====== SUPPLIED RECORDS
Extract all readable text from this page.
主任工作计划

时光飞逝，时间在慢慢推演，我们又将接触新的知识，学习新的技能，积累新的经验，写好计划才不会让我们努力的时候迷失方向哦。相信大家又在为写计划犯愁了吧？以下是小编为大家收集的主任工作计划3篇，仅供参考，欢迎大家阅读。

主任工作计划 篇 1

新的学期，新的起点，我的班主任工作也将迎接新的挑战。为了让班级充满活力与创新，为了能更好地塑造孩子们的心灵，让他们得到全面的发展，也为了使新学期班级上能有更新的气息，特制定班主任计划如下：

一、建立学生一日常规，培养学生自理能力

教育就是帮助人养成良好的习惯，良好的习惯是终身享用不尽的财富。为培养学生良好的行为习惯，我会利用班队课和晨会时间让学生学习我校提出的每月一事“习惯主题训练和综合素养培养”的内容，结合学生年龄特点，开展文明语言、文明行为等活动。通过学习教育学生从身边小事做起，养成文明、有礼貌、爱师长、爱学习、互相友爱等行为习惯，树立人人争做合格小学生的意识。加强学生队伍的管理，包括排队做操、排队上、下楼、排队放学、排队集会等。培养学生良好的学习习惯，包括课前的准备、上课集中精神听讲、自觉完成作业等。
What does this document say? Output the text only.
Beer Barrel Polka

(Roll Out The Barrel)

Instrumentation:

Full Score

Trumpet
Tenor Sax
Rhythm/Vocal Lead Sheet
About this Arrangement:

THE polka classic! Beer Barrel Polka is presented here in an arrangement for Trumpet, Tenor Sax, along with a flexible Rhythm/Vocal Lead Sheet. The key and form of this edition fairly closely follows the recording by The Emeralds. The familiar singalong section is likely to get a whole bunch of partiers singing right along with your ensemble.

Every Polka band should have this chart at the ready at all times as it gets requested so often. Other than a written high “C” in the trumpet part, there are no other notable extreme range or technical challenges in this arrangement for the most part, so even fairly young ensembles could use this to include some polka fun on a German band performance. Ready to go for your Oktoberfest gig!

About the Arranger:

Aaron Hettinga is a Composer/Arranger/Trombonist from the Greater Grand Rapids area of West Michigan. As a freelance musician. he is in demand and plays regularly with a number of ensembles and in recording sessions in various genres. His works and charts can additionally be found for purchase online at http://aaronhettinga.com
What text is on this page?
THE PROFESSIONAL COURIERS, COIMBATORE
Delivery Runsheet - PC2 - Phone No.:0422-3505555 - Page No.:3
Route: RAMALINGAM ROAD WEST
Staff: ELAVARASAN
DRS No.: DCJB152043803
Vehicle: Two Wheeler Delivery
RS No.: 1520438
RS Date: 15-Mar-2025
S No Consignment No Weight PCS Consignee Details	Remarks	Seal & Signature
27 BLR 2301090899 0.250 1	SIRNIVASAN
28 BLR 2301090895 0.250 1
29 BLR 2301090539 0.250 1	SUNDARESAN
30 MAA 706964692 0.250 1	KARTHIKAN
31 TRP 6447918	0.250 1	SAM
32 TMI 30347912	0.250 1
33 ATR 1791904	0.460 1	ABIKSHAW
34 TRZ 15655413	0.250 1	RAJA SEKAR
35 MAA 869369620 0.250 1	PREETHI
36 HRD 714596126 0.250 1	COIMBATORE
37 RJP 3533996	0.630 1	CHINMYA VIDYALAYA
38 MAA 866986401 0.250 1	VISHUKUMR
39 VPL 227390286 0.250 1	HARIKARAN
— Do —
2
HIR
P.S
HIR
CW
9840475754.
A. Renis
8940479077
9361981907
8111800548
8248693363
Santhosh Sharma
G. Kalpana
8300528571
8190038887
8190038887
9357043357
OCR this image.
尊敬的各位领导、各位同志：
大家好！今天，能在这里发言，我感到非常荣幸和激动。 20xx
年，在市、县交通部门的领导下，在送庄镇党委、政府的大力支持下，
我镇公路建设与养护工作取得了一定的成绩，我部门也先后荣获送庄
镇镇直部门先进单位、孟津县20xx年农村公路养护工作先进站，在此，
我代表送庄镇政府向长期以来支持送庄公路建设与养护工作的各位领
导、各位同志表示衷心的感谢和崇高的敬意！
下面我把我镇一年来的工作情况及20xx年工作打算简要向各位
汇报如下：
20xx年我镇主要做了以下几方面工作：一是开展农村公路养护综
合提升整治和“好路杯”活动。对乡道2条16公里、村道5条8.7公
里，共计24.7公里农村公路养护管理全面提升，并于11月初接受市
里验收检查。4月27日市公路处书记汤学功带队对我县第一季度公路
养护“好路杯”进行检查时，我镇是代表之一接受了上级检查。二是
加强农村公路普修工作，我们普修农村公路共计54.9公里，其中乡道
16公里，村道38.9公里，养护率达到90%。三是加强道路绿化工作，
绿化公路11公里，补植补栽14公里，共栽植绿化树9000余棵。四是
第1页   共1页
============
WRITTEN TASK - Transcribe every entry exactly, omitting nothing.

ANSWER TO THE TASK -
Extract all readable text from this page.
主任工作计划

时光飞逝，时间在慢慢推演，我们又将接触新的知识，学习新的技能，积累新的经验，写好计划才不会让我们努力的时候迷失方向哦。相信大家又在为写计划犯愁了吧？以下是小编为大家收集的主任工作计划3篇，仅供参考，欢迎大家阅读。

主任工作计划 篇 1

新的学期，新的起点，我的班主任工作也将迎接新的挑战。为了让班级充满活力与创新，为了能更好地塑造孩子们的心灵，让他们得到全面的发展，也为了使新学期班级上能有更新的气息，特制定班主任计划如下：

一、建立学生一日常规，培养学生自理能力

教育就是帮助人养成良好的习惯，良好的习惯是终身享用不尽的财富。为培养学生良好的行为习惯，我会利用班队课和晨会时间让学生学习我校提出的每月一事“习惯主题训练和综合素养培养”的内容，结合学生年龄特点，开展文明语言、文明行为等活动。通过学习教育学生从身边小事做起，养成文明、有礼貌、爱师长、爱学习、互相友爱等行为习惯，树立人人争做合格小学生的意识。加强学生队伍的管理，包括排队做操、排队上、下楼、排队放学、排队集会等。培养学生良好的学习习惯，包括课前的准备、上课集中精神听讲、自觉完成作业等。
What does this document say? Output the text only.
Beer Barrel Polka

(Roll Out The Barrel)

Instrumentation:

Full Score

Trumpet
Tenor Sax
Rhythm/Vocal Lead Sheet
About this Arrangement:

THE polka classic! Beer Barrel Polka is presented here in an arrangement for Trumpet, Tenor Sax, along with a flexible Rhythm/Vocal Lead Sheet. The key and form of this edition fairly closely follows the recording by The Emeralds. The familiar singalong section is likely to get a whole bunch of partiers singing right along with your ensemble.

Every Polka band should have this chart at the ready at all times as it gets requested so often. Other than a written high “C” in the trumpet part, there are no other notable extreme range or technical challenges in this arrangement for the most part, so even fairly young ensembles could use this to include some polka fun on a German band performance. Ready to go for your Oktoberfest gig!

About the Arranger:

Aaron Hettinga is a Composer/Arranger/Trombonist from the Greater Grand Rapids area of West Michigan. As a freelance musician. he is in demand and plays regularly with a number of ensembles and in recording sessions in various genres. His works and charts can additionally be found for purchase online at http://aaronhettinga.com
What text is on this page?
THE PROFESSIONAL COURIERS, COIMBATORE
Delivery Runsheet - PC2 - Phone No.:0422-3505555 - Page No.:3
Route: RAMALINGAM ROAD WEST
Staff: ELAVARASAN
DRS No.: DCJB152043803
Vehicle: Two Wheeler Delivery
RS No.: 1520438
RS Date: 15-Mar-2025
S No Consignment No Weight PCS Consignee Details	Remarks	Seal & Signature
27 BLR 2301090899 0.250 1	SIRNIVASAN
28 BLR 2301090895 0.250 1
29 BLR 2301090539 0.250 1	SUNDARESAN
30 MAA 706964692 0.250 1	KARTHIKAN
31 TRP 6447918	0.250 1	SAM
32 TMI 30347912	0.250 1
33 ATR 1791904	0.460 1	ABIKSHAW
34 TRZ 15655413	0.250 1	RAJA SEKAR
35 MAA 869369620 0.250 1	PREETHI
36 HRD 714596126 0.250 1	COIMBATORE
37 RJP 3533996	0.630 1	CHINMYA VIDYALAYA
38 MAA 866986401 0.250 1	VISHUKUMR
39 VPL 227390286 0.250 1	HARIKARAN
— Do —
2
HIR
P.S
HIR
CW
9840475754.
A. Renis
8940479077
9361981907
8111800548
8248693363
Santhosh Sharma
G. Kalpana
8300528571
8190038887
8190038887
9357043357
OCR this image.
尊敬的各位领导、各位同志：
大家好！今天，能在这里发言，我感到非常荣幸和激动。 20xx
年，在市、县交通部门的领导下，在送庄镇党委、政府的大力支持下，
我镇公路建设与养护工作取得了一定的成绩，我部门也先后荣获送庄
镇镇直部门先进单位、孟津县20xx年农村公路养护工作先进站，在此，
我代表送庄镇政府向长期以来支持送庄公路建设与养护工作的各位领
导、各位同志表示衷心的感谢和崇高的敬意！
下面我把我镇一年来的工作情况及20xx年工作打算简要向各位
汇报如下：
20xx年我镇主要做了以下几方面工作：一是开展农村公路养护综
合提升整治和“好路杯”活动。对乡道2条16公里、村道5条8.7公
里，共计24.7公里农村公路养护管理全面提升，并于11月初接受市
里验收检查。4月27日市公路处书记汤学功带队对我县第一季度公路
养护“好路杯”进行检查时，我镇是代表之一接受了上级检查。二是
加强农村公路普修工作，我们普修农村公路共计54.9公里，其中乡道
16公里，村道38.9公里，养护率达到90%。三是加强道路绿化工作，
绿化公路11公里，补植补栽14公里，共栽植绿化树9000余棵。四是
第1页   共1页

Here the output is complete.